**Stated task:** Report every line of the records below that contains the word "Circle", copying each one in full.

**** Data for the task

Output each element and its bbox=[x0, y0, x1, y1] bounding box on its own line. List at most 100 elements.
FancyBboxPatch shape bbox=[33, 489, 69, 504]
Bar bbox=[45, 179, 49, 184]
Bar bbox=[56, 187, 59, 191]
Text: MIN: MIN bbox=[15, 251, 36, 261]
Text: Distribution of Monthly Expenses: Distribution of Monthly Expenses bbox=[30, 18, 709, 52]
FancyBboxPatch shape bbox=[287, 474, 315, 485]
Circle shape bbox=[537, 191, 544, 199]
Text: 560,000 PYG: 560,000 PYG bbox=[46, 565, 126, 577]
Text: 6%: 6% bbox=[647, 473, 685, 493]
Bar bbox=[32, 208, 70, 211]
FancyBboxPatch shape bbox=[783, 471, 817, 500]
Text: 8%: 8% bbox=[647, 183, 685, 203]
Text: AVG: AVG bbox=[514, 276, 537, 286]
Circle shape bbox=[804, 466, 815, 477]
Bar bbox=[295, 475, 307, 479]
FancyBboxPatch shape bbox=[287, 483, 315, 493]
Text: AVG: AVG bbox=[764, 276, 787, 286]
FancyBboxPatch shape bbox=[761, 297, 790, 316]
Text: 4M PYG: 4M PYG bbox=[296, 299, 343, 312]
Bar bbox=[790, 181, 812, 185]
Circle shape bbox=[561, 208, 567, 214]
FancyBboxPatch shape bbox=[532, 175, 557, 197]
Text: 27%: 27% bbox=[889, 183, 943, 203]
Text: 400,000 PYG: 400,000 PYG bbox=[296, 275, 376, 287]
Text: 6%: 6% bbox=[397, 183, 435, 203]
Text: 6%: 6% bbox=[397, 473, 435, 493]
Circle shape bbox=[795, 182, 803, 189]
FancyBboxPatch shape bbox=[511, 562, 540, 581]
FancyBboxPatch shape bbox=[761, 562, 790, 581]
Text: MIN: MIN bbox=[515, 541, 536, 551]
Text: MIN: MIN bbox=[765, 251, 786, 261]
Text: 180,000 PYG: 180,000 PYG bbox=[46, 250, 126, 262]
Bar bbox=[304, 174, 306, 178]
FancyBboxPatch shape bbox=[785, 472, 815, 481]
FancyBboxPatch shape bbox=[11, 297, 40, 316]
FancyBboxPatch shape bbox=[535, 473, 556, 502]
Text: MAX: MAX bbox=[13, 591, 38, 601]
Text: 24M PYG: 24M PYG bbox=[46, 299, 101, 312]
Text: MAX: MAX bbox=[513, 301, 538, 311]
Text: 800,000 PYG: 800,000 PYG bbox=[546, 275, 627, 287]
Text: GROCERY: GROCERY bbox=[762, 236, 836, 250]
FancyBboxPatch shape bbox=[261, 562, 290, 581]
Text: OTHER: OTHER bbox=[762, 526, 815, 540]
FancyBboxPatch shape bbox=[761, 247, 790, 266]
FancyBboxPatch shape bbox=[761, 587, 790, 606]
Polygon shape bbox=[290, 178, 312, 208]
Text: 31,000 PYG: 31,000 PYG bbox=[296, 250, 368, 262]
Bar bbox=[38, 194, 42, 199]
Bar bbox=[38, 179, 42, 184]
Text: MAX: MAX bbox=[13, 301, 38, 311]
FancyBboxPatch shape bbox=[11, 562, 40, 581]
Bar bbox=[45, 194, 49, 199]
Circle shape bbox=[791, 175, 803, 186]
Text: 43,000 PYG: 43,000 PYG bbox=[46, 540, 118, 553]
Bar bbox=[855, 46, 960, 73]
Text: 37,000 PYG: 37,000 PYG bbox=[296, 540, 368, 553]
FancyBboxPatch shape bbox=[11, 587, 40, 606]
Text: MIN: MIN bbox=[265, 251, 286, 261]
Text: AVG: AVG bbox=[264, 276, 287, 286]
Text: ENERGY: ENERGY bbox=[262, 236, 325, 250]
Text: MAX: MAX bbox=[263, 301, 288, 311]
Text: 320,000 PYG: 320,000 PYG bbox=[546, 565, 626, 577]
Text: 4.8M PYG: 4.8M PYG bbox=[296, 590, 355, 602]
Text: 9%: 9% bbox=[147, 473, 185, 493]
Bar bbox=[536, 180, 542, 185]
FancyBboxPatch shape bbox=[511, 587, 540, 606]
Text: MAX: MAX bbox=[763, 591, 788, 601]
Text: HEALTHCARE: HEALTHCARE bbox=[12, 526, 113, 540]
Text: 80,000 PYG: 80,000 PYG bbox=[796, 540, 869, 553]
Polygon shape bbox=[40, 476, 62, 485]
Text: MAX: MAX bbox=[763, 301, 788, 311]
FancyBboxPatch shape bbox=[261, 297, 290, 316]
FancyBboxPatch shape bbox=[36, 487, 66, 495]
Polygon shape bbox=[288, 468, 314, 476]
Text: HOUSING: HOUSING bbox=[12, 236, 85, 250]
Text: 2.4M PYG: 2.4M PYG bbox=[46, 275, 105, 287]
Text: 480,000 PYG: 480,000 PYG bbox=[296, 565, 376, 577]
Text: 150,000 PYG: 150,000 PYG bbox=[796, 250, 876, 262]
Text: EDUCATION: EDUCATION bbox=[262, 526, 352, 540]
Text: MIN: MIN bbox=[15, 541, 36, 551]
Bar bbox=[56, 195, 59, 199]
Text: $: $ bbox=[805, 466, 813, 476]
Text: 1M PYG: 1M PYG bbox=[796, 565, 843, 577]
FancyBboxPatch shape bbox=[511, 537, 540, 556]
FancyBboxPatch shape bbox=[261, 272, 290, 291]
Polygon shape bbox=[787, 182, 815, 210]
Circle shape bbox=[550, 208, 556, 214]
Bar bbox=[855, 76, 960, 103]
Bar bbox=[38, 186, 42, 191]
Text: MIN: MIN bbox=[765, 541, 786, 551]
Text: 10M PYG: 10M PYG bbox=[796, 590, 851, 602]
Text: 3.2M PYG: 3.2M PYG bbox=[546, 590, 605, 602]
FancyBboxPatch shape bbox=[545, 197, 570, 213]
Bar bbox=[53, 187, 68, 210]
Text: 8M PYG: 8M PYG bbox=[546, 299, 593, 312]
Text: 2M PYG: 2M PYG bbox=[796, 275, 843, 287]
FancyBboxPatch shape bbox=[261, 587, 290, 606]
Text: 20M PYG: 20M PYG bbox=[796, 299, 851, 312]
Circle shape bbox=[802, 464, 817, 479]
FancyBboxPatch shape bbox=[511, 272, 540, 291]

********

**Correct result:**
Circle shape bbox=[537, 191, 544, 199]
Circle shape bbox=[804, 466, 815, 477]
Circle shape bbox=[561, 208, 567, 214]
Circle shape bbox=[795, 182, 803, 189]
Circle shape bbox=[791, 175, 803, 186]
Circle shape bbox=[550, 208, 556, 214]
Circle shape bbox=[802, 464, 817, 479]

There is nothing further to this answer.